Aim of the exercise:
Check every line of the data below for the string "clean", and copy the ones that hold it.

Entries supplied:

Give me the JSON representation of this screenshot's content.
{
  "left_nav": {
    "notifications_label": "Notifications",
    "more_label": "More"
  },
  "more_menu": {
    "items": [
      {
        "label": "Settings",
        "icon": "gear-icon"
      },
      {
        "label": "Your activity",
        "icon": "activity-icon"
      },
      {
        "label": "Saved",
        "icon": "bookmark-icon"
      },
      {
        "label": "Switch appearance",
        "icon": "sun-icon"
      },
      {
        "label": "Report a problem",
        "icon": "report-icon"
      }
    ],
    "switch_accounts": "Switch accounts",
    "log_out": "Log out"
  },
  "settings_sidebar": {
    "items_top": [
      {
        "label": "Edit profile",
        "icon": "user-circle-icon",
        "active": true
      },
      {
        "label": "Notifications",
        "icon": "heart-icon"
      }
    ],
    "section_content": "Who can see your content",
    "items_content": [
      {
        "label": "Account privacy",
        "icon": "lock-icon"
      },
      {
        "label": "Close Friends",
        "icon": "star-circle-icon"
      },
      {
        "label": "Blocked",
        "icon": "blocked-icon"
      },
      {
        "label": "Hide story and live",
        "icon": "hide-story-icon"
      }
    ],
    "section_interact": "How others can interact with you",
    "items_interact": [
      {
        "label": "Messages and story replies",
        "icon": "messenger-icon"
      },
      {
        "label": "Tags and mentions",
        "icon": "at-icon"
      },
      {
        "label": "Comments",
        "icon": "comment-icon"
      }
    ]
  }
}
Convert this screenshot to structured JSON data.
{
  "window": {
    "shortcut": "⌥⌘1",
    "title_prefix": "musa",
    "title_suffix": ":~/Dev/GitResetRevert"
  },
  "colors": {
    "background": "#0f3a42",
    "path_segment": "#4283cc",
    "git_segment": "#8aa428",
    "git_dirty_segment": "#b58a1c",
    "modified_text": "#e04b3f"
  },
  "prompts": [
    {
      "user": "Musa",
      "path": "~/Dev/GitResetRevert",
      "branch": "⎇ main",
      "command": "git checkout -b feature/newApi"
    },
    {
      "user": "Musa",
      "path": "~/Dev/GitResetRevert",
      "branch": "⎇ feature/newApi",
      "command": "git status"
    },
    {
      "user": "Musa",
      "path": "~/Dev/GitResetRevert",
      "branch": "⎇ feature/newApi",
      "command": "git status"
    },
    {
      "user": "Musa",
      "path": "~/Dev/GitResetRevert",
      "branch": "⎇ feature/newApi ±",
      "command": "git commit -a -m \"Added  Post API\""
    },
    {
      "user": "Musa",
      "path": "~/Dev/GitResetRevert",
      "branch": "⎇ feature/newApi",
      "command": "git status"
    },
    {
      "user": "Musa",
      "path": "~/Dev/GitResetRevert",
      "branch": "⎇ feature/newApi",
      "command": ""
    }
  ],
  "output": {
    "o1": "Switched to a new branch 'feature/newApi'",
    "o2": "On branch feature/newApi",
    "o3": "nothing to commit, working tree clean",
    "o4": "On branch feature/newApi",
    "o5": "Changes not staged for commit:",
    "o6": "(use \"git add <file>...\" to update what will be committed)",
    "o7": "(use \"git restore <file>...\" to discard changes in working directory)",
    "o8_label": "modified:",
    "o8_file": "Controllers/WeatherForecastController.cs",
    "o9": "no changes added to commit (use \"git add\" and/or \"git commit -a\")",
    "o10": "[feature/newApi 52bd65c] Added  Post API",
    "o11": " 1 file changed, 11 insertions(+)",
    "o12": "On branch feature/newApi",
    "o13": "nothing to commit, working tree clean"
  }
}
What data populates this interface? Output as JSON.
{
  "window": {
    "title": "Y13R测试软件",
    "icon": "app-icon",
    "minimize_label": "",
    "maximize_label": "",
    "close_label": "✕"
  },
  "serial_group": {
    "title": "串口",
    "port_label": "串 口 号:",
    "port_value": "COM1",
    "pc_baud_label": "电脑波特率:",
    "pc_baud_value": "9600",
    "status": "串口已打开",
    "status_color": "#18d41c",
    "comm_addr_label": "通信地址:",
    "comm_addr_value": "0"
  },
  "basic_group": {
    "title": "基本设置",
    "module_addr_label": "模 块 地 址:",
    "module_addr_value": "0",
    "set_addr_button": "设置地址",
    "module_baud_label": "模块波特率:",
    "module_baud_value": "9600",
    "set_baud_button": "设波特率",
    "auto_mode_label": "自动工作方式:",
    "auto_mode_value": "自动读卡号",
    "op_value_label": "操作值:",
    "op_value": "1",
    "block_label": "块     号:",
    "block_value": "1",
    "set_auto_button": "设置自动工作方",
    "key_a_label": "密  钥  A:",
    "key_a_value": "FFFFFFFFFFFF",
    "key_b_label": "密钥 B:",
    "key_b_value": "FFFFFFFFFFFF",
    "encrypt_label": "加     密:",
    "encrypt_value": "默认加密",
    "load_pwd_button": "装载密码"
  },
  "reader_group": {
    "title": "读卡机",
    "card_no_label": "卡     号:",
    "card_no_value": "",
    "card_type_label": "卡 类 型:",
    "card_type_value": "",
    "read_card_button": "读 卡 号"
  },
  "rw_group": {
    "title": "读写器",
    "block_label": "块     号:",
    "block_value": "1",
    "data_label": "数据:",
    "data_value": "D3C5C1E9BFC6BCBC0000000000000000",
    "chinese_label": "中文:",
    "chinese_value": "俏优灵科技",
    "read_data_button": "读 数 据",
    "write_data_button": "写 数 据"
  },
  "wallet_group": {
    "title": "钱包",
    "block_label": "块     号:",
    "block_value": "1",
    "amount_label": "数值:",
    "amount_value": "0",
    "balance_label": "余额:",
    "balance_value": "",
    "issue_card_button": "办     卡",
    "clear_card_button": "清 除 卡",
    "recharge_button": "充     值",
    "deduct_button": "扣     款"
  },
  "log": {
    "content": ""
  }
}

Exercise solution:
    "o3": "nothing to commit, working tree clean",
    "o13": "nothing to commit, working tree clean"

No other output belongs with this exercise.